▶ [EXERCISE OBJECTIVE] Replace "hobbies" with "pastimes" in the lines running from the line with "- data-label: 63%: [688, 478, 752, 514]" through the end, and give back only those lines with nothing else changed.

──────── RECORDS FOR PROCESSING

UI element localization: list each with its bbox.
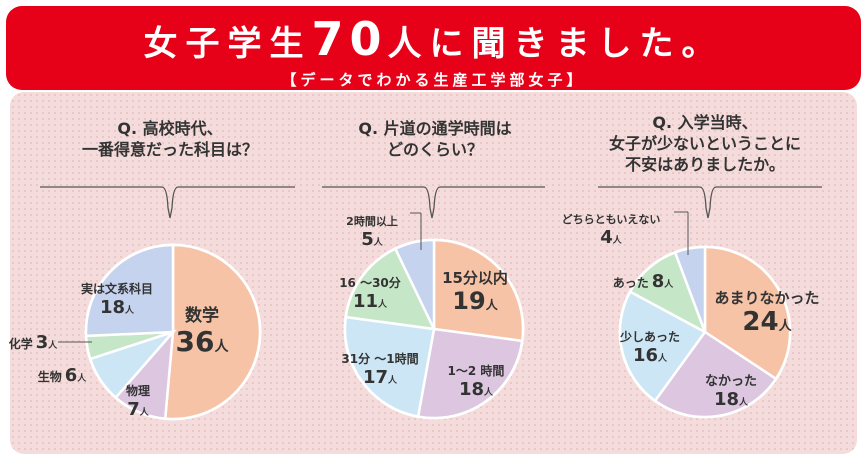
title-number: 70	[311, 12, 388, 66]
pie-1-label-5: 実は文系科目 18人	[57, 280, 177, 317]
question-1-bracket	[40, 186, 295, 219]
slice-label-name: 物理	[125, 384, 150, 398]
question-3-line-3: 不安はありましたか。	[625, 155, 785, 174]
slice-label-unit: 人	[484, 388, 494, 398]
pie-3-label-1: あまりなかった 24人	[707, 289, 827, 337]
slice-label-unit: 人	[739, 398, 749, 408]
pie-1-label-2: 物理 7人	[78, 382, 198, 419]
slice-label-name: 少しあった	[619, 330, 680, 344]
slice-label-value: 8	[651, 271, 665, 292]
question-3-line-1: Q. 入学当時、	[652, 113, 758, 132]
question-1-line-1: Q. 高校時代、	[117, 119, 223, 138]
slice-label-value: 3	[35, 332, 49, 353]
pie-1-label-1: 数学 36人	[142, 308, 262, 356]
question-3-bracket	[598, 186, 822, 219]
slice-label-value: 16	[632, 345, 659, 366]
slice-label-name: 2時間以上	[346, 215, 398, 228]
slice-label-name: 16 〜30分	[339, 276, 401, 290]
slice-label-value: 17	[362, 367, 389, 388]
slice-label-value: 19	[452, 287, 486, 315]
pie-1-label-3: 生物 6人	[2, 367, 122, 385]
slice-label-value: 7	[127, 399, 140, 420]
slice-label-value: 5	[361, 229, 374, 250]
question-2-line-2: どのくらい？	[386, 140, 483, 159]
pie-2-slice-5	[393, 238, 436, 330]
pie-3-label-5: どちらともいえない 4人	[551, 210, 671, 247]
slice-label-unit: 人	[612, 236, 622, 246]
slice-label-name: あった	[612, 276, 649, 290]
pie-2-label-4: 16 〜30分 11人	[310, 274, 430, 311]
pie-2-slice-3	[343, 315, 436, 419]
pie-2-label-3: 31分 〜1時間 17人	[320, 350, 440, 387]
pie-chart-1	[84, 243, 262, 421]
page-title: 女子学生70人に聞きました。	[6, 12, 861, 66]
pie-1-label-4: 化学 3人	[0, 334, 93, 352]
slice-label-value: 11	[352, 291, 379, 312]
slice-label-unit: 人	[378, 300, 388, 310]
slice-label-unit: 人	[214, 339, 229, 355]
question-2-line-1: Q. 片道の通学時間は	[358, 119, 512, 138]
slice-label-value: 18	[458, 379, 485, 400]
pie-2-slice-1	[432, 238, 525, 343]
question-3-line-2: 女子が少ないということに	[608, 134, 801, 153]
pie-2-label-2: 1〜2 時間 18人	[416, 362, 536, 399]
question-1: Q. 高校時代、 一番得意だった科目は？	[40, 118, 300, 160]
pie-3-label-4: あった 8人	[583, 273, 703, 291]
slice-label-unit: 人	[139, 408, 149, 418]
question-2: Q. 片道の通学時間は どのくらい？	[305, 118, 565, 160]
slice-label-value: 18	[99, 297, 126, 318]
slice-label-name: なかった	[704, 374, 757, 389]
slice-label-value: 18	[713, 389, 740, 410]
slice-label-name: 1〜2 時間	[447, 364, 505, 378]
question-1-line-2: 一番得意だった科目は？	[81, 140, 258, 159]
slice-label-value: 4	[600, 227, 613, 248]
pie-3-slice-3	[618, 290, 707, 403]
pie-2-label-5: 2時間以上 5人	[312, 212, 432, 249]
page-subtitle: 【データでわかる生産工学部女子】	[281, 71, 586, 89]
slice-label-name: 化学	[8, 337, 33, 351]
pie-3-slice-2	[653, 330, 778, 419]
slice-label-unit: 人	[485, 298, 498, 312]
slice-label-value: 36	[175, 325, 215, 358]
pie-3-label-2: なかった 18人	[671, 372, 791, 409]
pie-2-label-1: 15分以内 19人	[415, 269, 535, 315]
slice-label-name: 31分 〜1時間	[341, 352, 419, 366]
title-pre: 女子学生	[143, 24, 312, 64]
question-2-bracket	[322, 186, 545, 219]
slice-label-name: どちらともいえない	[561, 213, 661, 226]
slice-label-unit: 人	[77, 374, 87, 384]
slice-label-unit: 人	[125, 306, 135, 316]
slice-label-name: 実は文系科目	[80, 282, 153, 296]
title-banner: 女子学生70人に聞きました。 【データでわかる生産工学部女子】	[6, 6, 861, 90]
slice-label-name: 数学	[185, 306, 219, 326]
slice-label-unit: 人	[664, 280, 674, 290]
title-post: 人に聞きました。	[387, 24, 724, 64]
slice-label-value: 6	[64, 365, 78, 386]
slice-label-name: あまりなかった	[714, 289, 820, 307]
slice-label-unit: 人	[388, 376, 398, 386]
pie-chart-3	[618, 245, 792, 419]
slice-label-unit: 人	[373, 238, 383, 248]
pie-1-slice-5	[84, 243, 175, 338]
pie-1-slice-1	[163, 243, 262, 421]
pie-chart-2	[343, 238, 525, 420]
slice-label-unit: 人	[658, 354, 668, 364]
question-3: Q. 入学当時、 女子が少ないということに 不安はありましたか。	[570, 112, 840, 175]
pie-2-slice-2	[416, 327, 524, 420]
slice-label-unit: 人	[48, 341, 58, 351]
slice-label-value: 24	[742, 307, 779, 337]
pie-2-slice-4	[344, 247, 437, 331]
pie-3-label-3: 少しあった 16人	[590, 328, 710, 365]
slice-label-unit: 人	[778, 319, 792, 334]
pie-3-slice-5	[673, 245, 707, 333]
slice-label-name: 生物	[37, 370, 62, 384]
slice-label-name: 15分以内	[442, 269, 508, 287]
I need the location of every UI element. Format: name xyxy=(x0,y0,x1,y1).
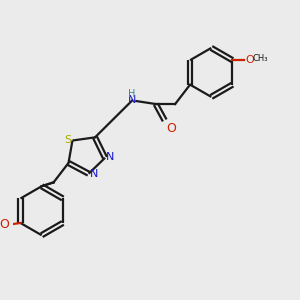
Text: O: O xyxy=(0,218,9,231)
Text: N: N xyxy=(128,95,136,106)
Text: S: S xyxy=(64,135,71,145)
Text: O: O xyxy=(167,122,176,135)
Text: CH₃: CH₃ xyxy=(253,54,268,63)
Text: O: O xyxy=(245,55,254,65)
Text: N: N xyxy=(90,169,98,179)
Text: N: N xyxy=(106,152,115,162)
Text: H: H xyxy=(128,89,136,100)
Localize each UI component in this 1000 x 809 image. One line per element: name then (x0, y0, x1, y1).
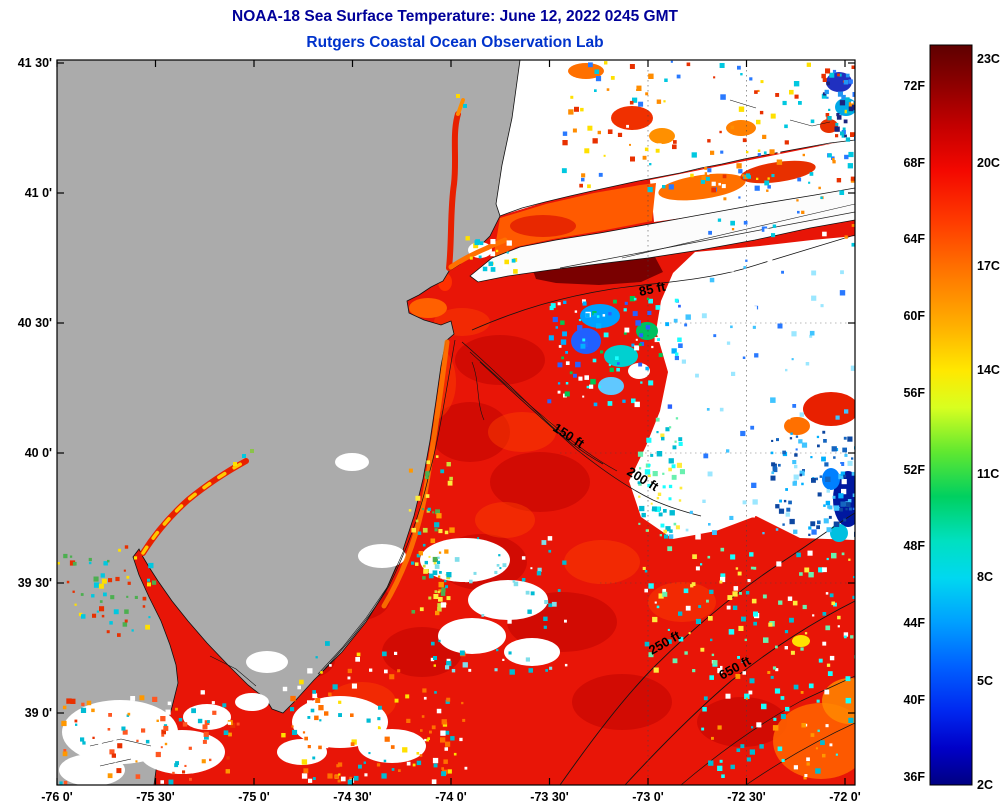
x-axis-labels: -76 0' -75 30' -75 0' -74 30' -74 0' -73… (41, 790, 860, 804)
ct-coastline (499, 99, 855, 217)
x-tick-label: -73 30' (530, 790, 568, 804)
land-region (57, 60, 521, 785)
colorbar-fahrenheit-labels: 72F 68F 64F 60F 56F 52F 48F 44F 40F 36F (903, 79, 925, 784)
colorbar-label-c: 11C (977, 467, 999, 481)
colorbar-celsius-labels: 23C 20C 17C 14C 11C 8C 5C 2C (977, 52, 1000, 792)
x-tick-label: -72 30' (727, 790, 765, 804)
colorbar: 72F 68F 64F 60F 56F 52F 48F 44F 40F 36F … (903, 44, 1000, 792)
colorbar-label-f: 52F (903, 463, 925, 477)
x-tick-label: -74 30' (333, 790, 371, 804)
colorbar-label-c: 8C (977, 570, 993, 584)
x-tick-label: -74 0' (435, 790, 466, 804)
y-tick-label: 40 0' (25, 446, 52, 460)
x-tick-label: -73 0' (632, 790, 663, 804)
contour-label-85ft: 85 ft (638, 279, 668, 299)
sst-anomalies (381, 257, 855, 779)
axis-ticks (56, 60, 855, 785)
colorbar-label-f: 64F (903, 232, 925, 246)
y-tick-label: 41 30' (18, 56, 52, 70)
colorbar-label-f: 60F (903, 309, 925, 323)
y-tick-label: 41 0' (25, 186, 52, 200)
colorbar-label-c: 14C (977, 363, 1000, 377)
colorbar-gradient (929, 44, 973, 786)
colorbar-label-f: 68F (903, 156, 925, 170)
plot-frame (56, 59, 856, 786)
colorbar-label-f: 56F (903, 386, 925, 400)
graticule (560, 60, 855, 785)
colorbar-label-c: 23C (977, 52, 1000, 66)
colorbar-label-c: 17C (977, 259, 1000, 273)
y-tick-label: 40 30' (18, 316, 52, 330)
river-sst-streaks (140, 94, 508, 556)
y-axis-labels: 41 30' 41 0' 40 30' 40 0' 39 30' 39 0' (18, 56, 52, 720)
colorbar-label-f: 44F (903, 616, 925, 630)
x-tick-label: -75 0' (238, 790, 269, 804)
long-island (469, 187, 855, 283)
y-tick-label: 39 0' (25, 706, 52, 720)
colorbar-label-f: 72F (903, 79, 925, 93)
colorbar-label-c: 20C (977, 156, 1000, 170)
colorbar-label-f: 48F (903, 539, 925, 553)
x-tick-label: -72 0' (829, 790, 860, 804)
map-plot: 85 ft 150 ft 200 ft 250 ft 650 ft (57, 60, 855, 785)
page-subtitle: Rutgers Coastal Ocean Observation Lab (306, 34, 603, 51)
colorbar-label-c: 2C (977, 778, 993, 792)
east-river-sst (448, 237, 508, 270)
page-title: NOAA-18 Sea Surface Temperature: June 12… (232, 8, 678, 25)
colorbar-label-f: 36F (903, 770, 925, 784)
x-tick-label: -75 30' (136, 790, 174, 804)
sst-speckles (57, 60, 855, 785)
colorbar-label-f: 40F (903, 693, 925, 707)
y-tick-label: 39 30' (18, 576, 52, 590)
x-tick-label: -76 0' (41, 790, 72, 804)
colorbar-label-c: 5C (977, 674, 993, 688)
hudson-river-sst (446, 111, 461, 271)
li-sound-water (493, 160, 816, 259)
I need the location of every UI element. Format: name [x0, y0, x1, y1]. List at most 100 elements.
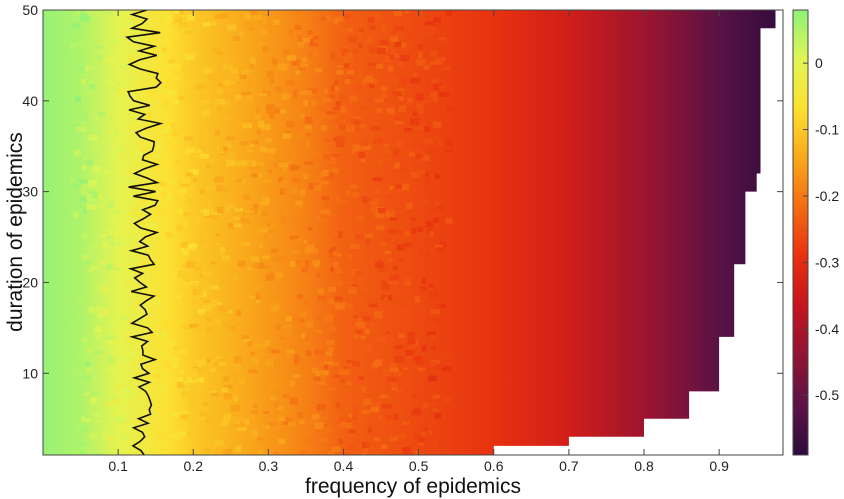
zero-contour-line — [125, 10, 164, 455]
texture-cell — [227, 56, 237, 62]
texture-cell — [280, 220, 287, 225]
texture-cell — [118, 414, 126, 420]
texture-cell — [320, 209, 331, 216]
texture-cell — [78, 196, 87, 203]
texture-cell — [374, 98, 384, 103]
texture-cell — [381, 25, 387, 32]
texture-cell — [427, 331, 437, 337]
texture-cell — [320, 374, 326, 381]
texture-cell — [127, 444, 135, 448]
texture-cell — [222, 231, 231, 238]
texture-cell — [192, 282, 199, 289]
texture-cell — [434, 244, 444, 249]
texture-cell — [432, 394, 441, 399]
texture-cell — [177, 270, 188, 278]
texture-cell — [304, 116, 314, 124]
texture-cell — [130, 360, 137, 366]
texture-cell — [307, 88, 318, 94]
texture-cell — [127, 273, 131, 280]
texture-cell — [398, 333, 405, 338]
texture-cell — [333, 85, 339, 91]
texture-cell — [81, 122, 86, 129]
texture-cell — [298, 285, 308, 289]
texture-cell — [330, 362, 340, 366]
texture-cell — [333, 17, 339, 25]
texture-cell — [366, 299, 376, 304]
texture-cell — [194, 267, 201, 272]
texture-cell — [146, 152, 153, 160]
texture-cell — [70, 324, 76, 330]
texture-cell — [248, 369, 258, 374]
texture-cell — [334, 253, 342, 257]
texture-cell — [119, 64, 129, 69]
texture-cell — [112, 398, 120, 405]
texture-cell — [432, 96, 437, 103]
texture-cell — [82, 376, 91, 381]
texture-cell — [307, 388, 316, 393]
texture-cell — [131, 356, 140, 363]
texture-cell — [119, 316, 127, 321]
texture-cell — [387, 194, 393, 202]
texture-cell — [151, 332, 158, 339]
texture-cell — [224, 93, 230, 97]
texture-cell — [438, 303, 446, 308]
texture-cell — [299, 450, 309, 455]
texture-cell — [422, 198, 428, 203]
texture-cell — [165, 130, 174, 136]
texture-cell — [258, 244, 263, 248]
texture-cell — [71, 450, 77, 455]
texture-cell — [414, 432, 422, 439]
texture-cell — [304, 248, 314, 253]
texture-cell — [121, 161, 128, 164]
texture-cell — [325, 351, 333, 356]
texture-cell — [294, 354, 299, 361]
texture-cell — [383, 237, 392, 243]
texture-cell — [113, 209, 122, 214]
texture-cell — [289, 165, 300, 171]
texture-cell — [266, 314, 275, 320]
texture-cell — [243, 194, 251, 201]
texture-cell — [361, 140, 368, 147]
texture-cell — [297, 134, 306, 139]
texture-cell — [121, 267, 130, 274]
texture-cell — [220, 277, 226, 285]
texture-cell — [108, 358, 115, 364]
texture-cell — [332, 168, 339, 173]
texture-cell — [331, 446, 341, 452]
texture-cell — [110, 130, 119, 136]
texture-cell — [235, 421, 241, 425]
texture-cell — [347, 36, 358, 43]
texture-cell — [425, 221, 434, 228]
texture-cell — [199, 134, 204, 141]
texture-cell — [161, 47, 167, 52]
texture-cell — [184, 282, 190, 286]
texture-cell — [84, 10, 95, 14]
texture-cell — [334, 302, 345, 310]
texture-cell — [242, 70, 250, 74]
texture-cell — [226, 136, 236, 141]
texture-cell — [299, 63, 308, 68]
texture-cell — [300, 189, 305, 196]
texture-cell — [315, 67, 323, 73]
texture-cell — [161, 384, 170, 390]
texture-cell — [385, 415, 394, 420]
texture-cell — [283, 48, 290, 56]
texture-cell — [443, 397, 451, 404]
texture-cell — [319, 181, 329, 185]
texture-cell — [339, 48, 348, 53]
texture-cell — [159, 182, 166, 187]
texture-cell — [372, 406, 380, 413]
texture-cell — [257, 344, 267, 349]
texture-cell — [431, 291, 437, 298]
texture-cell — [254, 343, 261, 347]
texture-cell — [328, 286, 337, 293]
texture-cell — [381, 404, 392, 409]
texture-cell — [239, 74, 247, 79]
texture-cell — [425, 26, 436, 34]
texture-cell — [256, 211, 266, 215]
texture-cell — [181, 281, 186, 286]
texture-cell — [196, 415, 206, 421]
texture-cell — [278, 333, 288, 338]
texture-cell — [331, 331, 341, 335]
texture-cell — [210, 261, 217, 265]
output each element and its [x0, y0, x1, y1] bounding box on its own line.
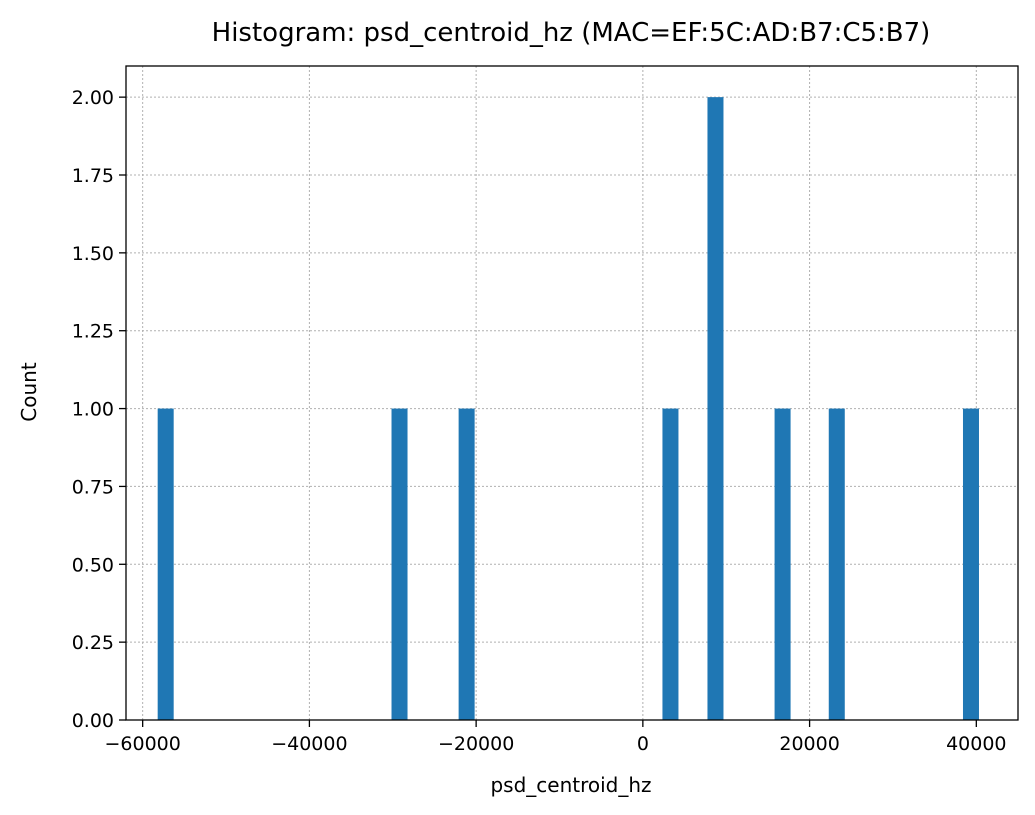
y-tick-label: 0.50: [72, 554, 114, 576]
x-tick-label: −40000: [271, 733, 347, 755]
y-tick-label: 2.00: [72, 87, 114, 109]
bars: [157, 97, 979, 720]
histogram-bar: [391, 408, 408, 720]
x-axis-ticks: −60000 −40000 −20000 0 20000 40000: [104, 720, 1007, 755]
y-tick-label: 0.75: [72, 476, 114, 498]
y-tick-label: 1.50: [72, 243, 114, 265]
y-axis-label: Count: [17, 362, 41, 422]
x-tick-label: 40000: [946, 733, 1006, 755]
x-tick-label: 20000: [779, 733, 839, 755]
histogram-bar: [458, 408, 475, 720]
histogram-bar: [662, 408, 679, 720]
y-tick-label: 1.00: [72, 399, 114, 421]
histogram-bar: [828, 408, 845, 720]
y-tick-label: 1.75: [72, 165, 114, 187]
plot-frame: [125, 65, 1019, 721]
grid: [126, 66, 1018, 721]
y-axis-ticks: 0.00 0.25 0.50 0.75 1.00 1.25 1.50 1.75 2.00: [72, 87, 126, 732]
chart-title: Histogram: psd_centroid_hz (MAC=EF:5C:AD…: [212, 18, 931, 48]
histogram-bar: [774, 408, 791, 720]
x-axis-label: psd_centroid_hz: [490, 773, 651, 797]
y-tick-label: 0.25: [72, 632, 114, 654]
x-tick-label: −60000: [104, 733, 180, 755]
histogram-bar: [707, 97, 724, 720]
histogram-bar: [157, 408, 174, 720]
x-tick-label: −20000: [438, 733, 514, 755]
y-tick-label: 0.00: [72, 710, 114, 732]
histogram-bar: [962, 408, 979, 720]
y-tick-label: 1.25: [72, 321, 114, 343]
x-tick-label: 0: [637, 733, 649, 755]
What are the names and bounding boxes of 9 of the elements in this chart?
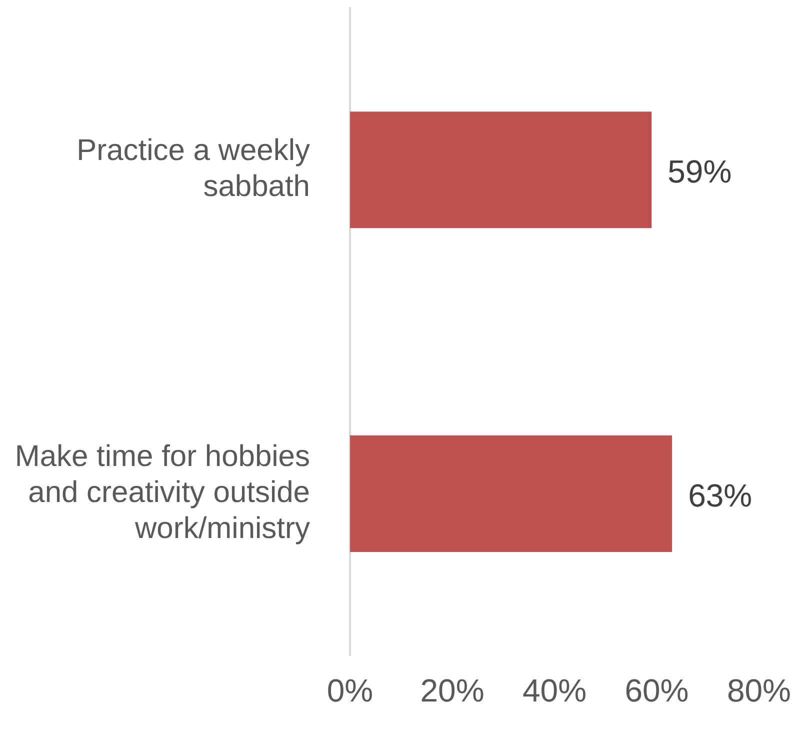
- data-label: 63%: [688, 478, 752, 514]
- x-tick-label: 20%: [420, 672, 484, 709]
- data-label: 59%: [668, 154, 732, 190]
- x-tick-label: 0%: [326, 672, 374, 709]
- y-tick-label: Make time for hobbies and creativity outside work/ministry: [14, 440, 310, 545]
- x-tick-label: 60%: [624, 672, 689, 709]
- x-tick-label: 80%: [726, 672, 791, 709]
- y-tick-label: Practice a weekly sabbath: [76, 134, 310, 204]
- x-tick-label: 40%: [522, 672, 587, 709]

────────────────

▶ [OUTPUT FOR THIS TASK]
- data-label: 63%: [688, 478, 752, 514]
- x-tick-label: 20%: [420, 672, 484, 709]
- data-label: 59%: [668, 154, 732, 190]
- x-tick-label: 0%: [326, 672, 374, 709]
- y-tick-label: Make time for pastimes and creativity outside work/ministry: [14, 440, 310, 545]
- x-tick-label: 60%: [624, 672, 689, 709]
- x-tick-label: 80%: [726, 672, 791, 709]
- y-tick-label: Practice a weekly sabbath: [76, 134, 310, 204]
- x-tick-label: 40%: [522, 672, 587, 709]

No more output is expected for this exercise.